Write out every entry, unchanged. Skip any picture.

--- Start ---

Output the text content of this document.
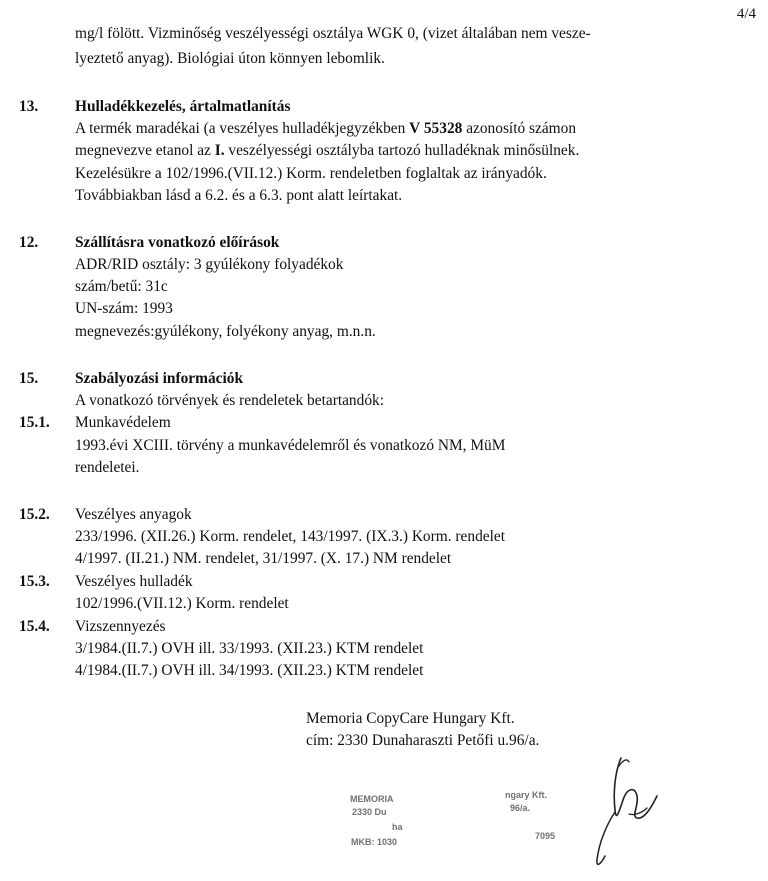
4/4
mg/l fölött. Vizminőség veszélyességi osztálya WGK 0, (vizet általában nem vesze-
lyeztető anyag). Biológiai úton könnyen lebomlik.
13. Hulladékkezelés, ártalmatlanítás
A termék maradékai (a veszélyes hulladékjegyzékben V 55328 azonosító számon
megnevezve etanol az I. veszélyességi osztályba tartozó hulladéknak minősülnek.
Kezelésükre a 102/1996.(VII.12.) Korm. rendeletben foglaltak az irányadók.
Továbbiakban lásd a 6.2. és a 6.3. pont alatt leírtakat.
12. Szállításra vonatkozó előírások
ADR/RID osztály: 3 gyúlékony folyadékok
szám/betű: 31c
UN-szám: 1993
megnevezés:gyúlékony, folyékony anyag, m.n.n.
15. Szabályozási információk
A vonatkozó törvények és rendeletek betartandók:
15.1. Munkavédelem
1993.évi XCIII. törvény a munkavédelemről és vonatkozó NM, MüM
rendeletei.
15.2. Veszélyes anyagok
233/1996. (XII.26.) Korm. rendelet, 143/1997. (IX.3.) Korm. rendelet
4/1997. (II.21.) NM. rendelet, 31/1997. (X. 17.) NM rendelet
15.3. Veszélyes hulladék
102/1996.(VII.12.) Korm. rendelet
15.4. Vizszennyezés
3/1984.(II.7.) OVH ill. 33/1993. (XII.23.) KTM rendelet
4/1984.(II.7.) OVH ill. 34/1993. (XII.23.) KTM rendelet
Memoria CopyCare Hungary Kft.
cím: 2330 Dunaharaszti Petőfi u.96/a.
MEMORIA	ngary Kft.
2330 Du	96/a.
ha
MKB: 1030
7095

--- End ---

(Expected answer)
Output the text content of this document.
4/4
mg/l fölött. Vizminőség veszélyességi osztálya WGK 0, (vizet általában nem vesze-
lyeztető anyag). Biológiai úton könnyen lebomlik.
13. Hulladékkezelés, ártalmatlanítás
A termék maradékai (a veszélyes hulladékjegyzékben V 55328 azonosító számon
megnevezve etanol az I. veszélyességi osztályba tartozó hulladéknak minősülnek.
Kezelésükre a 102/1996.(VII.12.) Korm. rendeletben foglaltak az irányadók.
Továbbiakban lásd a 6.2. és a 6.3. pont alatt leírtakat.
12. Szállításra vonatkozó előírások
ADR/RID osztály: 3 gyúlékony folyadékok
szám/betű: 31c
UN-szám: 1993
megnevezés:gyúlékony, folyékony anyag, m.n.n.
15. Szabályozási információk
A vonatkozó törvények és rendeletek betartandók:
15.1. Munkavédelem
1993.évi XCIII. törvény a munkavédelemről és vonatkozó NM, MüM
rendeletei.
15.2. Veszélyes anyagok
233/1996. (XII.26.) Korm. rendelet, 143/1997. (IX.3.) Korm. rendelet
4/1997. (II.21.) NM. rendelet, 31/1997. (X. 17.) NM rendelet
15.3. Veszélyes hulladék
102/1996.(VII.12.) Korm. rendelet
15.4. Vizszennyezés
3/1984.(II.7.) OVH ill. 33/1993. (XII.23.) KTM rendelet
4/1984.(II.7.) OVH ill. 34/1993. (XII.23.) KTM rendelet
Memoria CopyCare Hungary Kft.
cím: 2330 Dunaharaszti Petőfi u.96/a.
MEMORIA	ngary Kft.
2330 Du	96/a.
ha
MKB: 1030
7095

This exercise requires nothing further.